SHORT EXERCISE 1:
In the entries, retype the stretch from the line containing "column-header-2022a: 2022A <box>285" through the line containing "table-row: 收入（百万元） 362", character for character.

TEXT:
· · ·
The primary way to time operations:

profiler = Profiler(enabled=True)

with profiler.measure("my_operation", metadata={"input_size": len(text)}):
    result = process(text)

timed()¶

Quick timing with automatic logging:

from openmed import timed

with timed("model inference") as timer:
    result = model(text)

print(f"Took {timer.elapsed_ms:.2f}ms")
# Also logs: "model inference took 123.45ms"

Timer Class¶

For manual timing:

from openmed import Timer

timer = Timer()
timer.start()

# Do work
result = analyze_text(text)

elapsed = timer.stop()
print(f"Analysis took {elapsed:.2f}ms")

# Properties
print(f"Seconds: {timer.elapsed_s}")
print(f"Milliseconds: {timer.elapsed_ms}")

Profile Decorator¶

Decorate functions to automatically profile them:

from openmed import profile, enable_profiling, get_profile_report

enable_profiling()

@profile("data_preprocessing")
def preprocess(text):
    # preprocessing logic
    return cleaned_text

@profile()  # Uses function name
def run_inference(text):
    return analyze_text(text)

# Call functions
result = run_inference(preprocess(text))
· · ·
DATA TO PROCESS:

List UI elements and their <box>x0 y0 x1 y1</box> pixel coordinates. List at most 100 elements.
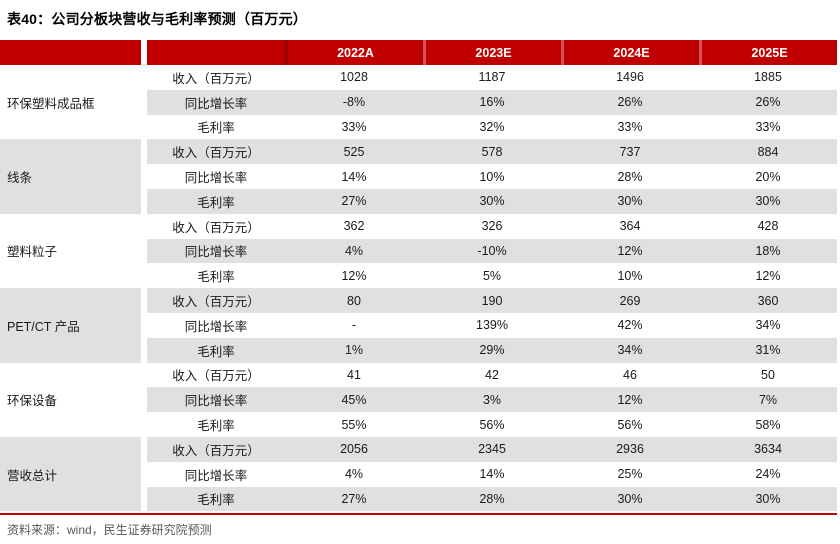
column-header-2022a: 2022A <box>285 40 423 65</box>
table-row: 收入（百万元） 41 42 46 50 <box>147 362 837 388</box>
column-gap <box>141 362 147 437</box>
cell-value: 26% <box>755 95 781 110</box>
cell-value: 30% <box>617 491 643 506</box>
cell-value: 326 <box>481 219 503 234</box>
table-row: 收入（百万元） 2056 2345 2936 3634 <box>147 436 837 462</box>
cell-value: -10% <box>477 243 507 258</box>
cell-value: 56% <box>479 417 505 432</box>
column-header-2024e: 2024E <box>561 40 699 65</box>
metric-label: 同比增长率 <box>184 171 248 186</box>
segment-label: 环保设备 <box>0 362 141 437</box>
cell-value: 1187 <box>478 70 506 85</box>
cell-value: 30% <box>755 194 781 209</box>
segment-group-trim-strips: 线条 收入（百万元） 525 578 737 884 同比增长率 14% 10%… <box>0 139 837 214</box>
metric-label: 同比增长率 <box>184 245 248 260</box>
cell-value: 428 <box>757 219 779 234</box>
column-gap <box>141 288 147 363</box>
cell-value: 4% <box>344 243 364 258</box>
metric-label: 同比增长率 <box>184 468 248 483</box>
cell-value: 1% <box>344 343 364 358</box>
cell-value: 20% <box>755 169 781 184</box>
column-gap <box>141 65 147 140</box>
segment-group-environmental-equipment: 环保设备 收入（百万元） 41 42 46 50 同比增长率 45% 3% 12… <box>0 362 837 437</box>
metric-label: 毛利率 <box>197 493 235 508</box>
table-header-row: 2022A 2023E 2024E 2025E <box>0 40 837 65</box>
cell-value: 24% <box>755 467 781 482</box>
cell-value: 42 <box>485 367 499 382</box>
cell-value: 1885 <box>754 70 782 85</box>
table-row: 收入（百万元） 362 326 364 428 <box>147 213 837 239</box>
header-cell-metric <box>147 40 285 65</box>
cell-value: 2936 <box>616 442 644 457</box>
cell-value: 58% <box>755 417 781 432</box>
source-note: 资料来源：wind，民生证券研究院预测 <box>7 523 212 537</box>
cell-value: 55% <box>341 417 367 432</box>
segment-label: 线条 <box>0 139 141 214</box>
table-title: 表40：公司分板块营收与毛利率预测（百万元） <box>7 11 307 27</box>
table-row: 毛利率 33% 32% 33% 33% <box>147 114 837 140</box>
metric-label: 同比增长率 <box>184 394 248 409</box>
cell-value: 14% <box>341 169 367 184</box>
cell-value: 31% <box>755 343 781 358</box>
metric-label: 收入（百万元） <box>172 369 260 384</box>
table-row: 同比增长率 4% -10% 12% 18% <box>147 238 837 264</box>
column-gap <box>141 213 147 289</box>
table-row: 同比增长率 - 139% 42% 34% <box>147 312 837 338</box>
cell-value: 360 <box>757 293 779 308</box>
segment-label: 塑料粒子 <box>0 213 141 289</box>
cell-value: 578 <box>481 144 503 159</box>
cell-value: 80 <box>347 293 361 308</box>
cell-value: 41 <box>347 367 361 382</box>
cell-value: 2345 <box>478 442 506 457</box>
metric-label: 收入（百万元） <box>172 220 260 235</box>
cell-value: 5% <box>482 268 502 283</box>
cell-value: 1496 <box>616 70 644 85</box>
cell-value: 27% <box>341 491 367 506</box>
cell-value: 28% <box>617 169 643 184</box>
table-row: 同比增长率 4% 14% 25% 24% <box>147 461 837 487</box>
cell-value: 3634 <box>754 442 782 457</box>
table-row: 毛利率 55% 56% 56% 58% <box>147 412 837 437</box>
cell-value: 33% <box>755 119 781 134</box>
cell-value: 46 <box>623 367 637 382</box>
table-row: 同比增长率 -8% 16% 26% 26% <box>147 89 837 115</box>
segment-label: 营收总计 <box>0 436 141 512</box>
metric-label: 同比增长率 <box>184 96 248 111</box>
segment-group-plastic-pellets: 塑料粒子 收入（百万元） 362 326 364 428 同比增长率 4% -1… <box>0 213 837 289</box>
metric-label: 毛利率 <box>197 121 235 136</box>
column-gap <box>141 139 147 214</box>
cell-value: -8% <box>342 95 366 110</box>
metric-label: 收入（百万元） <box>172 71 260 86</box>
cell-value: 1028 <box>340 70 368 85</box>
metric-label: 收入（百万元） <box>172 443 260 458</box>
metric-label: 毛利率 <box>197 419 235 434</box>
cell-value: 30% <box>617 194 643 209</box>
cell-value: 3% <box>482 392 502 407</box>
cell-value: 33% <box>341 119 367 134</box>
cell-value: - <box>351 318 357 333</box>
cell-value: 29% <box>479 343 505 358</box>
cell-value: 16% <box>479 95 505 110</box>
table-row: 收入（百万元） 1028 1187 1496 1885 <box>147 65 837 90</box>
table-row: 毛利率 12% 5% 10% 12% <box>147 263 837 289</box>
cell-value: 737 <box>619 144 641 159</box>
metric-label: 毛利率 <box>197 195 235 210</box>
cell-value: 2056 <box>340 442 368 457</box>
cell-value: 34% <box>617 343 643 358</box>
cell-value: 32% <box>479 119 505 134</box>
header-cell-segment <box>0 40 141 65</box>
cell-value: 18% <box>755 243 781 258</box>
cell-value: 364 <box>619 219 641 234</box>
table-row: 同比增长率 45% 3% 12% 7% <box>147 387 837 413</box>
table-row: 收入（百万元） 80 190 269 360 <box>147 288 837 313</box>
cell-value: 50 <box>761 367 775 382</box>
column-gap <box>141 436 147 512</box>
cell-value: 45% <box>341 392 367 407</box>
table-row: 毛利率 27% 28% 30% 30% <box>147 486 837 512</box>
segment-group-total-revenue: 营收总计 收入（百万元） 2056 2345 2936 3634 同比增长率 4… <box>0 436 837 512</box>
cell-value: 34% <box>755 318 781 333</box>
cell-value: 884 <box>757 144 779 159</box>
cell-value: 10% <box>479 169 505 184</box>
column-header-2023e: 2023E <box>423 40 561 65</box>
· · ·
SHORT EXERCISE 2:
Answer the following from the profiling text:
(a) Which method call on a Timer object ends manual timing and returns the elapsed time?
(b) What name does @profile() use when it is given no argument?
(c) Which function is called to enable profiling before the decorated functions are defined?

COMPLETE ANSWER 1:
column-header-2022a: 2022A <box>285 40 423 65</box>
table-row: 收入（百万元） 41 42 46 50 <box>147 362 837 388</box>
column-gap <box>141 362 147 437</box>
cell-value: 26% <box>755 95 781 110</box>
cell-value: 30% <box>617 491 643 506</box>
cell-value: 326 <box>481 219 503 234</box>
table-row: 收入（百万元） 2056 2345 2936 3634 <box>147 436 837 462</box>
cell-value: -10% <box>477 243 507 258</box>
cell-value: 56% <box>479 417 505 432</box>
column-header-2024e: 2024E <box>561 40 699 65</box>
metric-label: 同比增长率 <box>184 171 248 186</box>
segment-label: 环保设备 <box>0 362 141 437</box>
cell-value: 1187 <box>478 70 506 85</box>
cell-value: 30% <box>755 194 781 209</box>
segment-group-trim-strips: 线条 收入（百万元） 525 578 737 884 同比增长率 14% 10%… <box>0 139 837 214</box>
metric-label: 同比增长率 <box>184 245 248 260</box>
cell-value: 428 <box>757 219 779 234</box>
column-gap <box>141 288 147 363</box>
cell-value: 4% <box>344 243 364 258</box>
metric-label: 同比增长率 <box>184 468 248 483</box>
cell-value: 1% <box>344 343 364 358</box>
cell-value: 20% <box>755 169 781 184</box>
column-gap <box>141 65 147 140</box>
segment-group-environmental-equipment: 环保设备 收入（百万元） 41 42 46 50 同比增长率 45% 3% 12… <box>0 362 837 437</box>
metric-label: 毛利率 <box>197 493 235 508</box>
table-header-row: 2022A 2023E 2024E 2025E <box>0 40 837 65</box>
cell-value: 24% <box>755 467 781 482</box>
cell-value: 42 <box>485 367 499 382</box>
cell-value: 1885 <box>754 70 782 85</box>
table-row: 收入（百万元） 362 326 364 428 <box>147 213 837 239</box>

COMPLETE ANSWER 2:
(a) timer.stop()
(b) The function name.
(c) enable_profiling()